Directions.
The listing below is to be output in its exact form.

Task data.
— begin —
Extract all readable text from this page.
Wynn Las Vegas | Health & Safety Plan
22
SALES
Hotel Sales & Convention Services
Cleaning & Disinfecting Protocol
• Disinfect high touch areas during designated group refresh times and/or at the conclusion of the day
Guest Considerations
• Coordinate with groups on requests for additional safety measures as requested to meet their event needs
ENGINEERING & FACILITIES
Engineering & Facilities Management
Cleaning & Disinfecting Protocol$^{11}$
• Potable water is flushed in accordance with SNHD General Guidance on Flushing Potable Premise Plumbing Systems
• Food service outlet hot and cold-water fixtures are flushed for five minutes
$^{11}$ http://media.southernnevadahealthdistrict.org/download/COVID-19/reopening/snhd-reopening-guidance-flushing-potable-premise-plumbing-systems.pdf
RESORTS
— end —
Task result.
Extract all readable text from this page.
Wynn Las Vegas | Health & Safety Plan
22
SALES
Hotel Sales & Convention Services
Cleaning & Disinfecting Protocol
• Disinfect high touch areas during designated group refresh times and/or at the conclusion of the day
Guest Considerations
• Coordinate with groups on requests for additional safety measures as requested to meet their event needs
ENGINEERING & FACILITIES
Engineering & Facilities Management
Cleaning & Disinfecting Protocol$^{11}$
• Potable water is flushed in accordance with SNHD General Guidance on Flushing Potable Premise Plumbing Systems
• Food service outlet hot and cold-water fixtures are flushed for five minutes
$^{11}$ http://media.southernnevadahealthdistrict.org/download/COVID-19/reopening/snhd-reopening-guidance-flushing-potable-premise-plumbing-systems.pdf
RESORTS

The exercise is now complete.